■ STATED PROBLEM
Repeat all the records exactly, omitting pictures.

■ THE DATA
▬▬▬▬▬▬▬▬▬▬

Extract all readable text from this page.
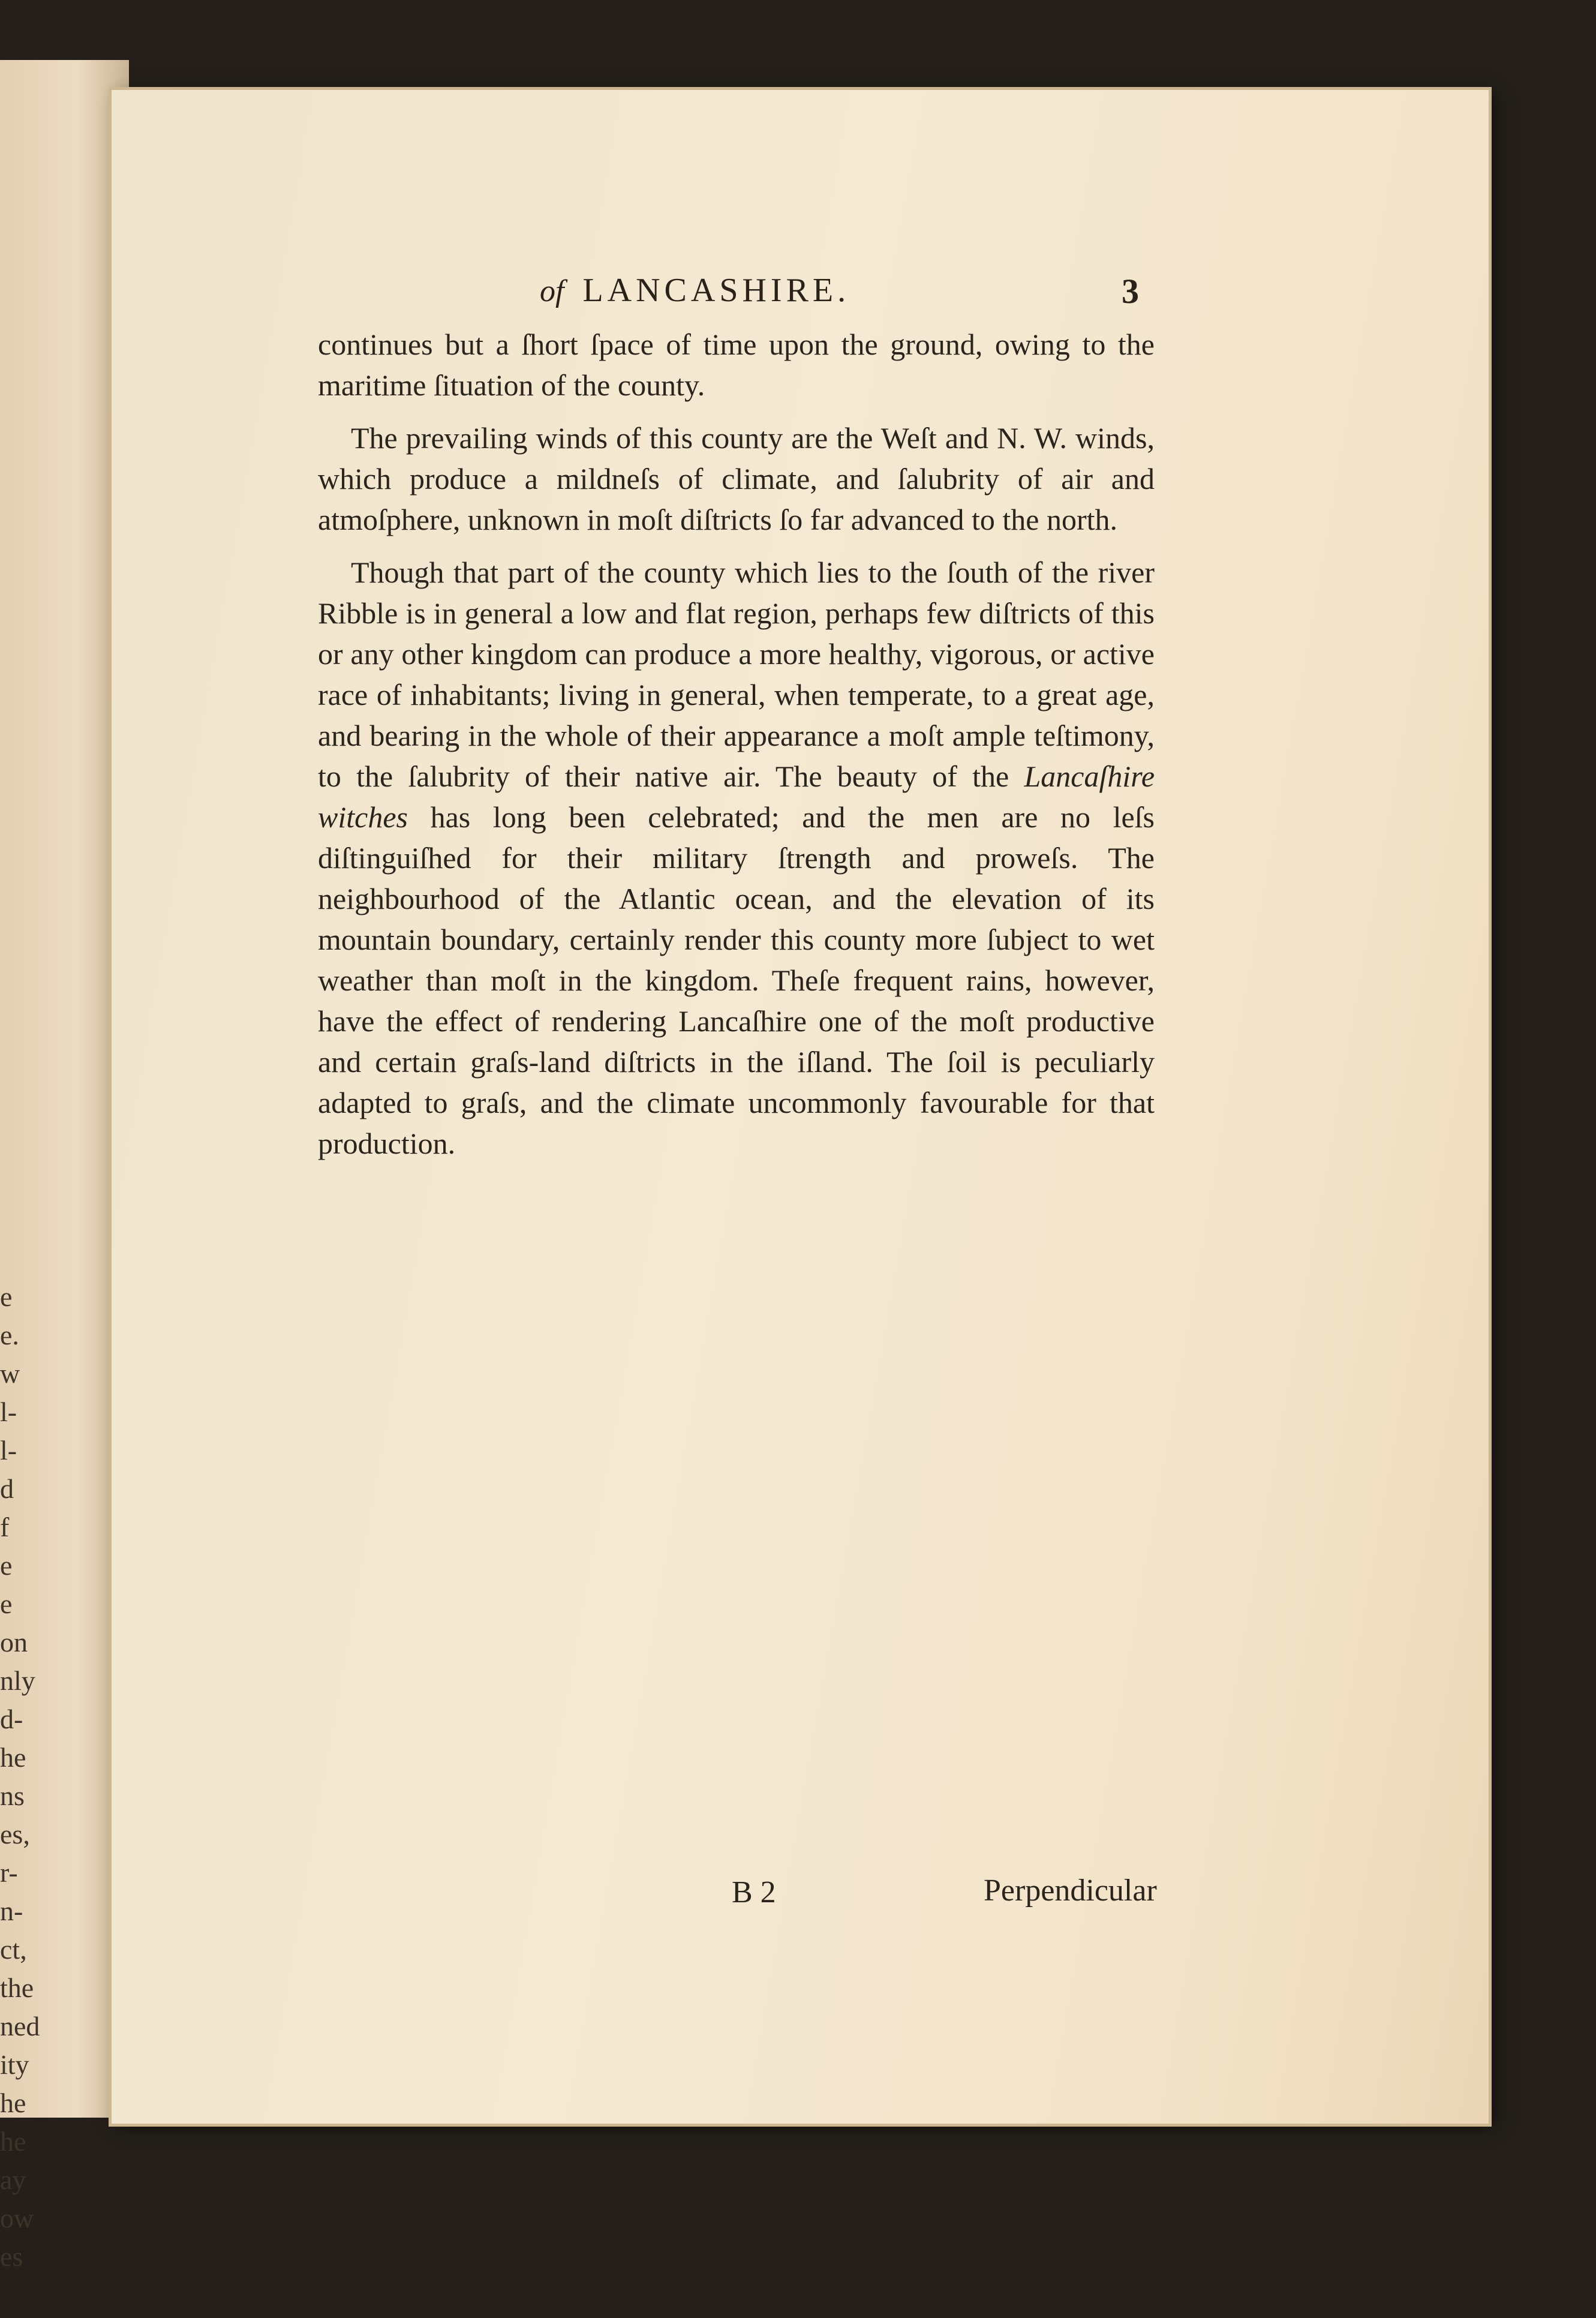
e
e.
w
l-
l-
d
f
e
e
on
nly
d-
he
ns
es,
r-
n-
ct,
the
ned
ity
he
he
ay
ow
es
of LANCASHIRE.	3

continues but a ſhort ſpace of time upon the ground, owing to the maritime ſituation of the county.

The prevailing winds of this county are the Weſt and N. W. winds, which produce a mildneſs of climate, and ſalubrity of air and atmoſphere, unknown in moſt diſtricts ſo far advanced to the north.

Though that part of the county which lies to the ſouth of the river Ribble is in general a low and flat region, perhaps few diſtricts of this or any other kingdom can produce a more healthy, vigorous, or active race of inhabitants; living in general, when temperate, to a great age, and bearing in the whole of their appearance a moſt ample teſtimony, to the ſalubrity of their native air. The beauty of the Lancaſhire witches has long been celebrated; and the men are no leſs diſtinguiſhed for their military ſtrength and proweſs. The neighbourhood of the Atlantic ocean, and the elevation of its mountain boundary, certainly render this county more ſubject to wet weather than moſt in the kingdom. Theſe frequent rains, however, have the effect of rendering Lancaſhire one of the moſt productive and certain graſs-land diſtricts in the iſland. The ſoil is peculiarly adapted to graſs, and the climate uncommonly favourable for that production.

B 2	Perpendicular
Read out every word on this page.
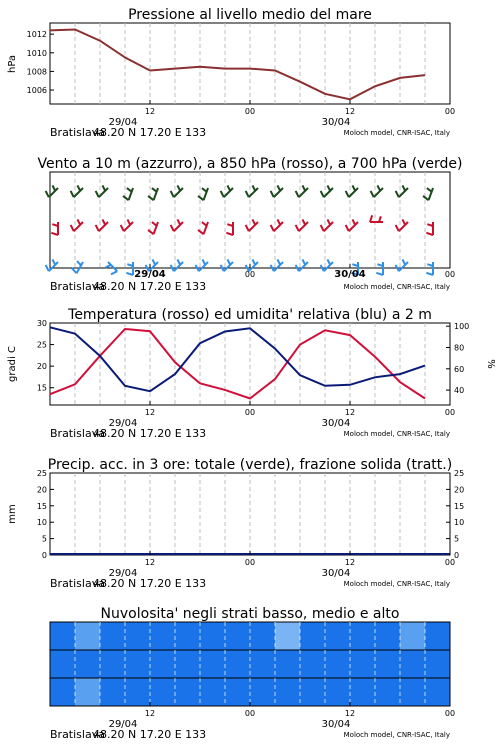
Pressione al livello medio del mare
hPa
1006
1008
1010
1012
12	00	12	00
29/04	30/04
Vento a 10 m (azzurro), a 850 hPa (rosso), a 700 hPa (verde)
29/04	00	30/04	00
Temperatura (rosso) ed umidita' relativa (blu) a 2 m
gradi C	%
15
20
25
30
40
60
80
100
12	00	12	00
29/04	30/04
Precip. acc. in 3 ore: totale (verde), frazione solida (tratt.)
mm
0
5
10
15
20
25
0
5
10
15
20
25
12	00	12	00
29/04	30/04
Nuvolosita' negli strati basso, medio e alto
12	00	12	00
29/04	30/04
Bratislava
48.20 N 17.20 E 133	Moloch model, CNR-ISAC, Italy
Bratislava
48.20 N 17.20 E 133	Moloch model, CNR-ISAC, Italy
Bratislava
48.20 N 17.20 E 133	Moloch model, CNR-ISAC, Italy
Bratislava
48.20 N 17.20 E 133	Moloch model, CNR-ISAC, Italy
Bratislava
48.20 N 17.20 E 133	Moloch model, CNR-ISAC, Italy
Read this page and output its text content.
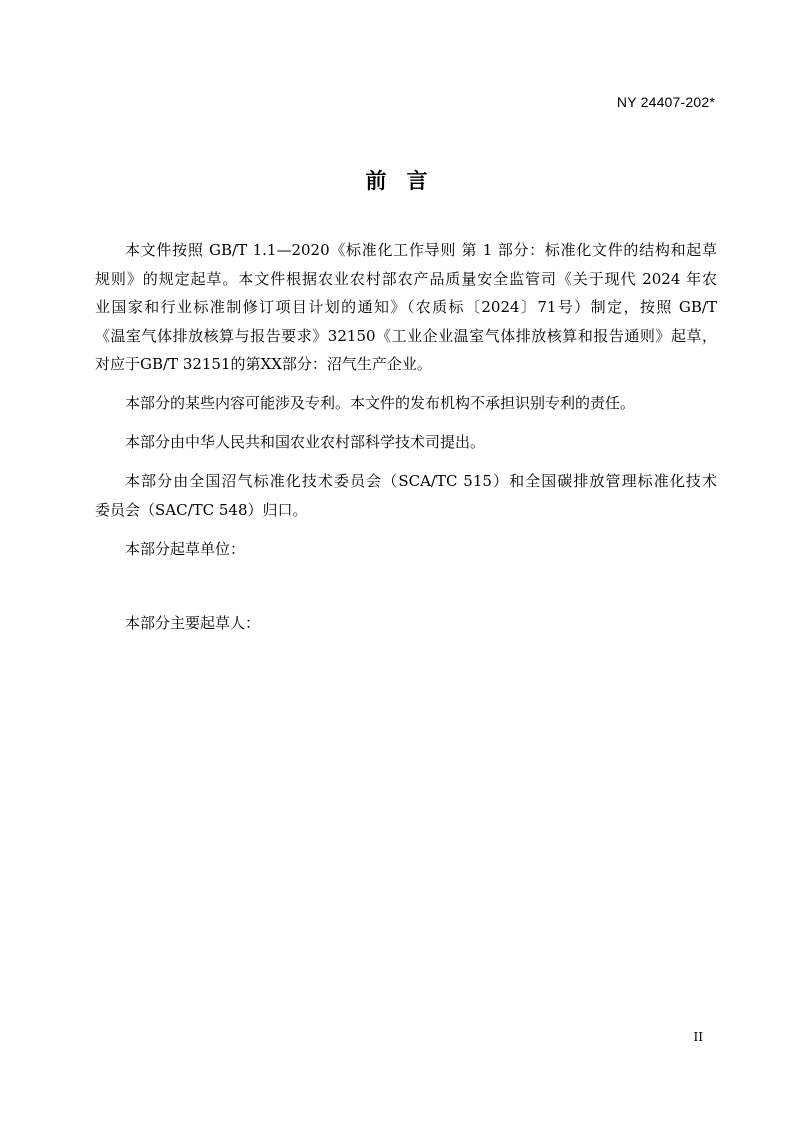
NY 24407-202*
前言

本文件按照 GB/T 1.1—2020《标准化工作导则 第 1 部分：标准化文件的结构和起草
规则》的规定起草。本文件根据农业农村部农产品质量安全监管司《关于现代 2024 年农
业国家和行业标准制修订项目计划的通知》（农质标〔2024〕71号）制定，按照 GB/T
《温室气体排放核算与报告要求》32150《工业企业温室气体排放核算和报告通则》起草，
对应于GB/T 32151的第XX部分：沼气生产企业。

本部分的某些内容可能涉及专利。本文件的发布机构不承担识别专利的责任。

本部分由中华人民共和国农业农村部科学技术司提出。

本部分由全国沼气标准化技术委员会（SCA/TC 515）和全国碳排放管理标准化技术
委员会（SAC/TC 548）归口。

本部分起草单位：

本部分主要起草人：

II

▬▬▬▬▬▬▬▬▬▬

■ FULL RESPONSE
Extract all readable text from this page.
e
e.
w
l-
l-
d
f
e
e
on
nly
d-
he
ns
es,
r-
n-
ct,
the
ned
ity
he
he
ay
ow
es
of LANCASHIRE.	3

continues but a ſhort ſpace of time upon the ground, owing to the maritime ſituation of the county.

The prevailing winds of this county are the Weſt and N. W. winds, which produce a mildneſs of climate, and ſalubrity of air and atmoſphere, unknown in moſt diſtricts ſo far advanced to the north.

Though that part of the county which lies to the ſouth of the river Ribble is in general a low and flat region, perhaps few diſtricts of this or any other kingdom can produce a more healthy, vigorous, or active race of inhabitants; living in general, when temperate, to a great age, and bearing in the whole of their appearance a moſt ample teſtimony, to the ſalubrity of their native air. The beauty of the Lancaſhire witches has long been celebrated; and the men are no leſs diſtinguiſhed for their military ſtrength and proweſs. The neighbourhood of the Atlantic ocean, and the elevation of its mountain boundary, certainly render this county more ſubject to wet weather than moſt in the kingdom. Theſe frequent rains, however, have the effect of rendering Lancaſhire one of the moſt productive and certain graſs-land diſtricts in the iſland. The ſoil is peculiarly adapted to graſs, and the climate uncommonly favourable for that production.

B 2	Perpendicular
Read out every word on this page.
Pressione al livello medio del mare
hPa
1006
1008
1010
1012
12	00	12	00
29/04	30/04
Vento a 10 m (azzurro), a 850 hPa (rosso), a 700 hPa (verde)
29/04	00	30/04	00
Temperatura (rosso) ed umidita' relativa (blu) a 2 m
gradi C	%
15
20
25
30
40
60
80
100
12	00	12	00
29/04	30/04
Precip. acc. in 3 ore: totale (verde), frazione solida (tratt.)
mm
0
5
10
15
20
25
0
5
10
15
20
25
12	00	12	00
29/04	30/04
Nuvolosita' negli strati basso, medio e alto
12	00	12	00
29/04	30/04
Bratislava
48.20 N 17.20 E 133	Moloch model, CNR-ISAC, Italy
Bratislava
48.20 N 17.20 E 133	Moloch model, CNR-ISAC, Italy
Bratislava
48.20 N 17.20 E 133	Moloch model, CNR-ISAC, Italy
Bratislava
48.20 N 17.20 E 133	Moloch model, CNR-ISAC, Italy
Bratislava
48.20 N 17.20 E 133	Moloch model, CNR-ISAC, Italy
Read this page and output its text content.
NY 24407-202*
前言

本文件按照 GB/T 1.1—2020《标准化工作导则 第 1 部分：标准化文件的结构和起草
规则》的规定起草。本文件根据农业农村部农产品质量安全监管司《关于现代 2024 年农
业国家和行业标准制修订项目计划的通知》（农质标〔2024〕71号）制定，按照 GB/T
《温室气体排放核算与报告要求》32150《工业企业温室气体排放核算和报告通则》起草，
对应于GB/T 32151的第XX部分：沼气生产企业。

本部分的某些内容可能涉及专利。本文件的发布机构不承担识别专利的责任。

本部分由中华人民共和国农业农村部科学技术司提出。

本部分由全国沼气标准化技术委员会（SCA/TC 515）和全国碳排放管理标准化技术
委员会（SAC/TC 548）归口。

本部分起草单位：

本部分主要起草人：

II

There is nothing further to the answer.